SET TASK:
Scan the data below and pick out the lines containing the word "JSON".

EXTRACTED DATA:
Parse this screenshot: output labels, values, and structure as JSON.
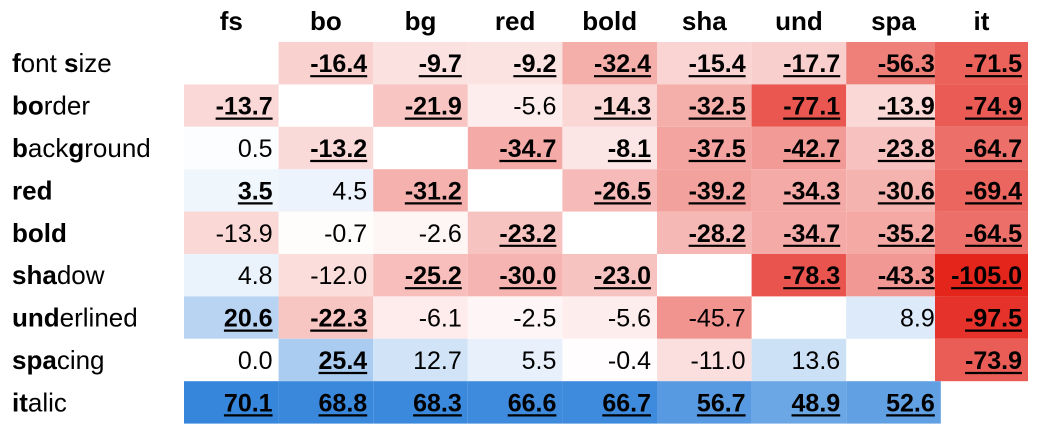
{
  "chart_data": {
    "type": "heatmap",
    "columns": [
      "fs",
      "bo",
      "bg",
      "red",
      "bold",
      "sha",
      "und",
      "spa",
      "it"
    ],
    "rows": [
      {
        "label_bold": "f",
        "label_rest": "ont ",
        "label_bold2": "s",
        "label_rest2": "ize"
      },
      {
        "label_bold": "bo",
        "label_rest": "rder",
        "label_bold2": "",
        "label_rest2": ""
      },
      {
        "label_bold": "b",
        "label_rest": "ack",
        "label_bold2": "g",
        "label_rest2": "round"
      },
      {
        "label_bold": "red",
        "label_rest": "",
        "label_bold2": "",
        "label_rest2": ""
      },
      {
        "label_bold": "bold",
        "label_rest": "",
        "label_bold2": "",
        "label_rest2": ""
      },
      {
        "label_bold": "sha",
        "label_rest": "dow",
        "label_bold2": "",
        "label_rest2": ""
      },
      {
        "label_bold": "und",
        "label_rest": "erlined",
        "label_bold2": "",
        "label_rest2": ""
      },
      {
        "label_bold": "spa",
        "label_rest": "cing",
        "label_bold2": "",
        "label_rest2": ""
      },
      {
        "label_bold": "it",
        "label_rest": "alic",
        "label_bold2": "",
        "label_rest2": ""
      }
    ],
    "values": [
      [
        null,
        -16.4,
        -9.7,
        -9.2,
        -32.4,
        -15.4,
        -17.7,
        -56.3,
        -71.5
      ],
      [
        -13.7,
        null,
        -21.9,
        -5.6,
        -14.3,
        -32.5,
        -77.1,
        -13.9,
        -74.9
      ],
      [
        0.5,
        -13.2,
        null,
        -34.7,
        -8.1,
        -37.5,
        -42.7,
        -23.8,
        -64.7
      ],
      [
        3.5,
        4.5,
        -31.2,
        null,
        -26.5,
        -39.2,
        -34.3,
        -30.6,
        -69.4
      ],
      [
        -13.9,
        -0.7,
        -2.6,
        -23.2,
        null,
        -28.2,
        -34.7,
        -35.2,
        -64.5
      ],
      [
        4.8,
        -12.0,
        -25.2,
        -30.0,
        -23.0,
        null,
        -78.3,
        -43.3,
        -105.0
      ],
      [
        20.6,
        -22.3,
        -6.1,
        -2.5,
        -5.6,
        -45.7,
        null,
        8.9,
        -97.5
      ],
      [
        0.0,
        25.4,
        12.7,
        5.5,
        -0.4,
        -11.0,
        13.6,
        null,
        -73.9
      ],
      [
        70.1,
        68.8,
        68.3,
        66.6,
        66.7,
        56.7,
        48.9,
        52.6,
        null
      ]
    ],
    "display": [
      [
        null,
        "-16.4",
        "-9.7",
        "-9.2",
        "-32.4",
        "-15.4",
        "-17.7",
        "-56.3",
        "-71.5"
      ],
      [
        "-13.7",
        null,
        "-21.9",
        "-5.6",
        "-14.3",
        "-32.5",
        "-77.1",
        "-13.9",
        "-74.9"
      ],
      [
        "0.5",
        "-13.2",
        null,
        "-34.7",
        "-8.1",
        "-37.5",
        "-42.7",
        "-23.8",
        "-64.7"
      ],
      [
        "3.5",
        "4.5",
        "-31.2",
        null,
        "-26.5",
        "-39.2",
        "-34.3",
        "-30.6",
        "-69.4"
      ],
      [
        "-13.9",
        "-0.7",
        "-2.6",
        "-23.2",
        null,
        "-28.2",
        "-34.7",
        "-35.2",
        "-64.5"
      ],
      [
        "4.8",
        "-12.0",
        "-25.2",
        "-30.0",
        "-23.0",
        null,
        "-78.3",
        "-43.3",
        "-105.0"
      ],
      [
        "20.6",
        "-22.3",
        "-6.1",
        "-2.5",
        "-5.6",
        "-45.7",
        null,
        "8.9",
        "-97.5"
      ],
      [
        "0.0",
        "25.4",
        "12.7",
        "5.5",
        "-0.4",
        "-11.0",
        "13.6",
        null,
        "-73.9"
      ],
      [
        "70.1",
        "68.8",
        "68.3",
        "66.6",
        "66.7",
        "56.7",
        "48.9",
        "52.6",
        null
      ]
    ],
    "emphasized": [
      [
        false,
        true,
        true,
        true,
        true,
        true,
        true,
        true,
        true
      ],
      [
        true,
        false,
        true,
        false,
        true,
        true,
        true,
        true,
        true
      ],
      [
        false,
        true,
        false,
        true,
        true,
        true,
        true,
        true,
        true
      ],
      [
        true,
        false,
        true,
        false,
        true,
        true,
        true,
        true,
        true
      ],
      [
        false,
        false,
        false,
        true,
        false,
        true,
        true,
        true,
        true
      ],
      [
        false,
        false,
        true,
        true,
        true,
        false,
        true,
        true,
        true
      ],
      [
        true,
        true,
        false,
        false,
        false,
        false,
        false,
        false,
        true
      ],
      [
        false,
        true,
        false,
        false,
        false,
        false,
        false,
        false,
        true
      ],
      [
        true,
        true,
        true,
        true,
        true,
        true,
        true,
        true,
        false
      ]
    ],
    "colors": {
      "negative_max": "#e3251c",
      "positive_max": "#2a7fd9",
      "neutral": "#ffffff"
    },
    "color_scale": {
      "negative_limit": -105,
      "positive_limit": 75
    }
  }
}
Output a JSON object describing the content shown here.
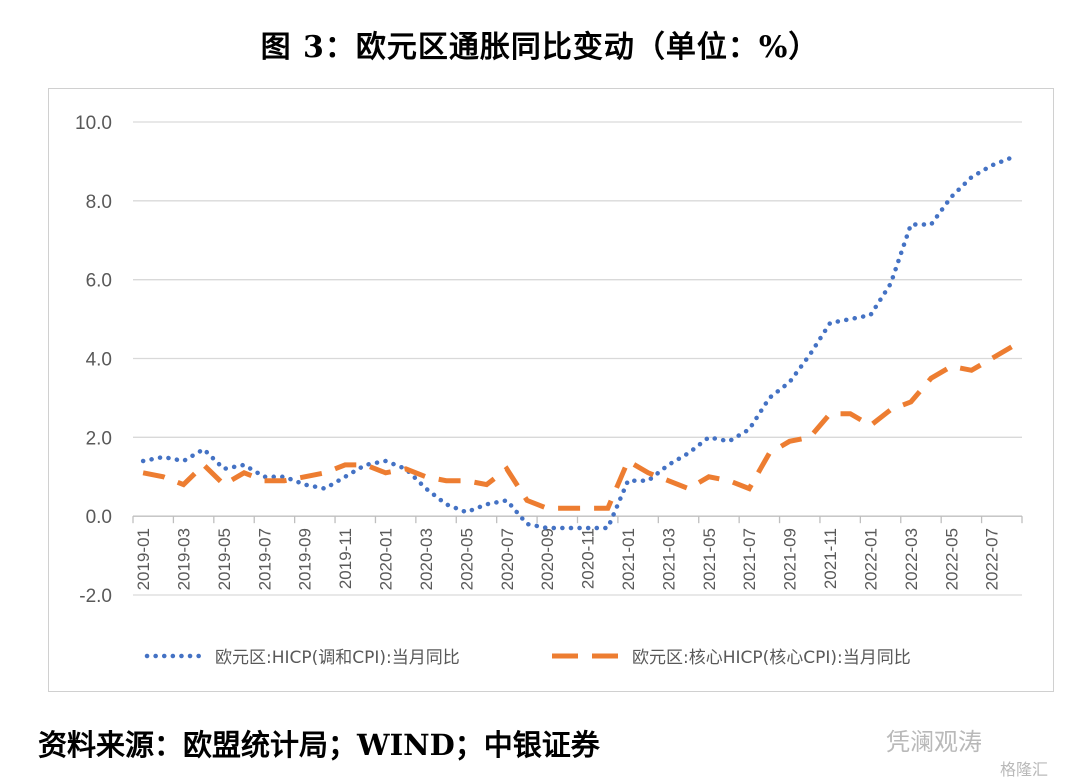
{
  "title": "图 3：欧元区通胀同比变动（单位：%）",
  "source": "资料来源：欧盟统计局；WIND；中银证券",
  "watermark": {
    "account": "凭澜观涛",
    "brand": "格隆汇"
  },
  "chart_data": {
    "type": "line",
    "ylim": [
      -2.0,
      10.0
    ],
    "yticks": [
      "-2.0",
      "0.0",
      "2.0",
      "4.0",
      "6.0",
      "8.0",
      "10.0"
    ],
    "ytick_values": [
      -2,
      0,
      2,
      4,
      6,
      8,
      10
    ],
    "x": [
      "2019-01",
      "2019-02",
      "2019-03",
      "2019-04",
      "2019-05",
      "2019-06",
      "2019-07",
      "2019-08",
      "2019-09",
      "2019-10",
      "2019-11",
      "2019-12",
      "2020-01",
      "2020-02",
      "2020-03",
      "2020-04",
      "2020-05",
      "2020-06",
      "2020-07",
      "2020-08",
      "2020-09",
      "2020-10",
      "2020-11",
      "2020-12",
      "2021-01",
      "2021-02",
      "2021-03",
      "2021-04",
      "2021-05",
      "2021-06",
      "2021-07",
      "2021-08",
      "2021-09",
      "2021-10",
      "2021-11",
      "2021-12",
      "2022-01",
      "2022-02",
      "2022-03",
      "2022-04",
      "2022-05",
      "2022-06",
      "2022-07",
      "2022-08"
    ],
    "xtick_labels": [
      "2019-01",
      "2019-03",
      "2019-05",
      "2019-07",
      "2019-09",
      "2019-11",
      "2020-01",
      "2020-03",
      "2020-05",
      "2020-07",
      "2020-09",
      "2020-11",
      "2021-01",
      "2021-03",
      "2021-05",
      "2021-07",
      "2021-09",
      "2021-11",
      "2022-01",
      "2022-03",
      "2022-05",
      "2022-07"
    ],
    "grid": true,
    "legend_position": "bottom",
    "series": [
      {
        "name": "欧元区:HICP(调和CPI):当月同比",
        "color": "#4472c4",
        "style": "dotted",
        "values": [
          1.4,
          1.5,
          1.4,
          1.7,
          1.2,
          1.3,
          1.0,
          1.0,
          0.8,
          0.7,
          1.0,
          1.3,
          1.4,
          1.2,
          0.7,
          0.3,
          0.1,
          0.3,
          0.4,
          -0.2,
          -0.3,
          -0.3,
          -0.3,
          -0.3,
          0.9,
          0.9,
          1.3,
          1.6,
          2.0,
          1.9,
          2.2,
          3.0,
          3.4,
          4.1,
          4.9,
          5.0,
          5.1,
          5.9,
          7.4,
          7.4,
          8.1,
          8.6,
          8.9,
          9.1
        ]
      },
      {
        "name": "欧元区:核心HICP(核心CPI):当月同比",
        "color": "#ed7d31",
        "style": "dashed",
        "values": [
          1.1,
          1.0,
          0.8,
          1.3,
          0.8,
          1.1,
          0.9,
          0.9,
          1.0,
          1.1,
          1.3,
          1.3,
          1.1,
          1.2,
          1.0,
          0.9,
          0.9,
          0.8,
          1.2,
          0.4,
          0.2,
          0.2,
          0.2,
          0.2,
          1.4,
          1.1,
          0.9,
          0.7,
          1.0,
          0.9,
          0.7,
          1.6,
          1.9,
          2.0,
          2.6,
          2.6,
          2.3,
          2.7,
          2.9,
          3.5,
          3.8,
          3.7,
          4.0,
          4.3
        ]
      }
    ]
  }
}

OUTPUT OF THE TASK:
Parse this screenshot: output labels, values, and structure as JSON.
Output a JSON object describing the content shown here.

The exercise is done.